= What the task asks =
Each line of the material below should be reproduced exactly.

= Supplied records =
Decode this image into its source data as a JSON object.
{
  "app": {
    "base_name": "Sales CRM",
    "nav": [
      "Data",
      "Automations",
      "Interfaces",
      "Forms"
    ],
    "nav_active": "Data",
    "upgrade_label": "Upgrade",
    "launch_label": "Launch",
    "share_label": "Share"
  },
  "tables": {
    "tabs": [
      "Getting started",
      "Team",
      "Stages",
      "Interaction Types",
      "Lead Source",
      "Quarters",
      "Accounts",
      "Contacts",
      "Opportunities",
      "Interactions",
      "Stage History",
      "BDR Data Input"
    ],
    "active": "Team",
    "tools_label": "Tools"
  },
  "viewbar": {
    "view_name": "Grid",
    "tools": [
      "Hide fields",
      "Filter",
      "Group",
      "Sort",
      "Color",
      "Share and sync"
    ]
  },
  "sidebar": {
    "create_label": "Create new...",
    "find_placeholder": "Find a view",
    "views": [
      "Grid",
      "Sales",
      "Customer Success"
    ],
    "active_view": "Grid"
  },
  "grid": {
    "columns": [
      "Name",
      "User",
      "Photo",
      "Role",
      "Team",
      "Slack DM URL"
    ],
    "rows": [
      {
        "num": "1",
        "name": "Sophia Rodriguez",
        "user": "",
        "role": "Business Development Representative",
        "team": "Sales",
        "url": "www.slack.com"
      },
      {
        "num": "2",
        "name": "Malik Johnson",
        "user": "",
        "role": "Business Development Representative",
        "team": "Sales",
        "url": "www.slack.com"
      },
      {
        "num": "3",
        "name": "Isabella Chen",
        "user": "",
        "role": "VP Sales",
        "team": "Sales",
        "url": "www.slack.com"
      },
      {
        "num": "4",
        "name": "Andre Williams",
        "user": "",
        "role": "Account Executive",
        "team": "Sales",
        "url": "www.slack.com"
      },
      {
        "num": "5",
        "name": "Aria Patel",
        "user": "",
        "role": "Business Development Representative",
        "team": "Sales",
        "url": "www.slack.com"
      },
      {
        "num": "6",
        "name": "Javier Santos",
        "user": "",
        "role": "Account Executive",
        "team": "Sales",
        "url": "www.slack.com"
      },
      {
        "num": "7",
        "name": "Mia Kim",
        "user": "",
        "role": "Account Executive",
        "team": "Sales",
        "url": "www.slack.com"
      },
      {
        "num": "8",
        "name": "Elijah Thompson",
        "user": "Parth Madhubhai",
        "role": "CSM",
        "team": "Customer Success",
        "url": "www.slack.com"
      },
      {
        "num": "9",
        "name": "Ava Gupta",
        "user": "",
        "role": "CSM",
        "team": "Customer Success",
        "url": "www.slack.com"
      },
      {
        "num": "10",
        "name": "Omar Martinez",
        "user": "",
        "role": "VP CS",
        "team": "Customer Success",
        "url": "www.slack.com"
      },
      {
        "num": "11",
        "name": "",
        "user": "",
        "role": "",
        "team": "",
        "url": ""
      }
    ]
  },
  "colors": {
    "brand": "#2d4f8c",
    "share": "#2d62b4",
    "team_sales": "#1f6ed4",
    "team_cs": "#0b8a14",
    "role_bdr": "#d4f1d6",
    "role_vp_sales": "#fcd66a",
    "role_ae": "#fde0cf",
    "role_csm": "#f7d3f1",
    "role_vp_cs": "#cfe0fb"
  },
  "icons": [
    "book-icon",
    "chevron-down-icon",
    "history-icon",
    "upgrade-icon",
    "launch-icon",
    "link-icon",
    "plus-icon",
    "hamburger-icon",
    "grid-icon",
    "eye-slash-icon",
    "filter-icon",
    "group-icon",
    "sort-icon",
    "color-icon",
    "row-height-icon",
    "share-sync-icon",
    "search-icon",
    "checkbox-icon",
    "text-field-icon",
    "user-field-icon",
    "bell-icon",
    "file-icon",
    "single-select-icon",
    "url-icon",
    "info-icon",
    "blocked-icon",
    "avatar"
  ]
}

= Response to this exercise =
Decode this image into its source data as a JSON object.
{
  "app": {
    "base_name": "Sales CRM",
    "nav": [
      "Data",
      "Automations",
      "Interfaces",
      "Forms"
    ],
    "nav_active": "Data",
    "upgrade_label": "Upgrade",
    "launch_label": "Launch",
    "share_label": "Share"
  },
  "tables": {
    "tabs": [
      "Getting started",
      "Team",
      "Stages",
      "Interaction Types",
      "Lead Source",
      "Quarters",
      "Accounts",
      "Contacts",
      "Opportunities",
      "Interactions",
      "Stage History",
      "BDR Data Input"
    ],
    "active": "Team",
    "tools_label": "Tools"
  },
  "viewbar": {
    "view_name": "Grid",
    "tools": [
      "Hide fields",
      "Filter",
      "Group",
      "Sort",
      "Color",
      "Share and sync"
    ]
  },
  "sidebar": {
    "create_label": "Create new...",
    "find_placeholder": "Find a view",
    "views": [
      "Grid",
      "Sales",
      "Customer Success"
    ],
    "active_view": "Grid"
  },
  "grid": {
    "columns": [
      "Name",
      "User",
      "Photo",
      "Role",
      "Team",
      "Slack DM URL"
    ],
    "rows": [
      {
        "num": "1",
        "name": "Sophia Rodriguez",
        "user": "",
        "role": "Business Development Representative",
        "team": "Sales",
        "url": "www.slack.com"
      },
      {
        "num": "2",
        "name": "Malik Johnson",
        "user": "",
        "role": "Business Development Representative",
        "team": "Sales",
        "url": "www.slack.com"
      },
      {
        "num": "3",
        "name": "Isabella Chen",
        "user": "",
        "role": "VP Sales",
        "team": "Sales",
        "url": "www.slack.com"
      },
      {
        "num": "4",
        "name": "Andre Williams",
        "user": "",
        "role": "Account Executive",
        "team": "Sales",
        "url": "www.slack.com"
      },
      {
        "num": "5",
        "name": "Aria Patel",
        "user": "",
        "role": "Business Development Representative",
        "team": "Sales",
        "url": "www.slack.com"
      },
      {
        "num": "6",
        "name": "Javier Santos",
        "user": "",
        "role": "Account Executive",
        "team": "Sales",
        "url": "www.slack.com"
      },
      {
        "num": "7",
        "name": "Mia Kim",
        "user": "",
        "role": "Account Executive",
        "team": "Sales",
        "url": "www.slack.com"
      },
      {
        "num": "8",
        "name": "Elijah Thompson",
        "user": "Parth Madhubhai",
        "role": "CSM",
        "team": "Customer Success",
        "url": "www.slack.com"
      },
      {
        "num": "9",
        "name": "Ava Gupta",
        "user": "",
        "role": "CSM",
        "team": "Customer Success",
        "url": "www.slack.com"
      },
      {
        "num": "10",
        "name": "Omar Martinez",
        "user": "",
        "role": "VP CS",
        "team": "Customer Success",
        "url": "www.slack.com"
      },
      {
        "num": "11",
        "name": "",
        "user": "",
        "role": "",
        "team": "",
        "url": ""
      }
    ]
  },
  "colors": {
    "brand": "#2d4f8c",
    "share": "#2d62b4",
    "team_sales": "#1f6ed4",
    "team_cs": "#0b8a14",
    "role_bdr": "#d4f1d6",
    "role_vp_sales": "#fcd66a",
    "role_ae": "#fde0cf",
    "role_csm": "#f7d3f1",
    "role_vp_cs": "#cfe0fb"
  },
  "icons": [
    "book-icon",
    "chevron-down-icon",
    "history-icon",
    "upgrade-icon",
    "launch-icon",
    "link-icon",
    "plus-icon",
    "hamburger-icon",
    "grid-icon",
    "eye-slash-icon",
    "filter-icon",
    "group-icon",
    "sort-icon",
    "color-icon",
    "row-height-icon",
    "share-sync-icon",
    "search-icon",
    "checkbox-icon",
    "text-field-icon",
    "user-field-icon",
    "bell-icon",
    "file-icon",
    "single-select-icon",
    "url-icon",
    "info-icon",
    "blocked-icon",
    "avatar"
  ]
}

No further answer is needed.